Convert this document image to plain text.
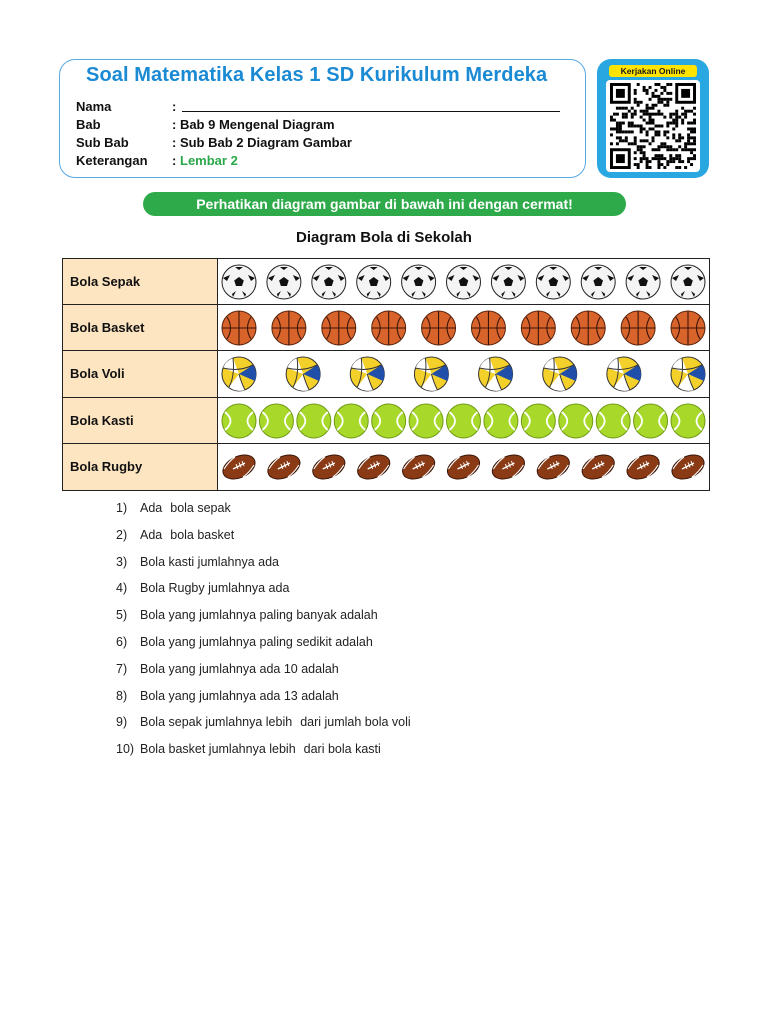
Soal Matematika Kelas 1 SD Kurikulum Merdeka
Nama	:
Bab	: Bab 9 Mengenal Diagram
Sub Bab	: Sub Bab 2 Diagram Gambar
Keterangan : Lembar 2
Kerjakan Online
Perhatikan diagram gambar di bawah ini dengan cermat!
Diagram Bola di Sekolah
Bola Sepak
Bola Basket
Bola Voli
Bola Kasti
Bola Rugby
1) Ada bola sepak
2) Ada bola basket
3) Bola kasti jumlahnya ada
4) Bola Rugby jumlahnya ada
5) Bola yang jumlahnya paling banyak adalah
6) Bola yang jumlahnya paling sedikit adalah
7) Bola yang jumlahnya ada 10 adalah
8) Bola yang jumlahnya ada 13 adalah
9) Bola sepak jumlahnya lebih dari jumlah bola voli
10) Bola basket jumlahnya lebih dari bola kasti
-*-*-
Objective: Your task is to transcribe all of the records precisely, with no images included.

Written answer:
Convert this document image to plain text.
Soal Matematika Kelas 1 SD Kurikulum Merdeka
Nama	:
Bab	: Bab 9 Mengenal Diagram
Sub Bab	: Sub Bab 2 Diagram Gambar
Keterangan : Lembar 2
Kerjakan Online
Perhatikan diagram gambar di bawah ini dengan cermat!
Diagram Bola di Sekolah
Bola Sepak
Bola Basket
Bola Voli
Bola Kasti
Bola Rugby
1) Ada bola sepak
2) Ada bola basket
3) Bola kasti jumlahnya ada
4) Bola Rugby jumlahnya ada
5) Bola yang jumlahnya paling banyak adalah
6) Bola yang jumlahnya paling sedikit adalah
7) Bola yang jumlahnya ada 10 adalah
8) Bola yang jumlahnya ada 13 adalah
9) Bola sepak jumlahnya lebih dari jumlah bola voli
10) Bola basket jumlahnya lebih dari bola kasti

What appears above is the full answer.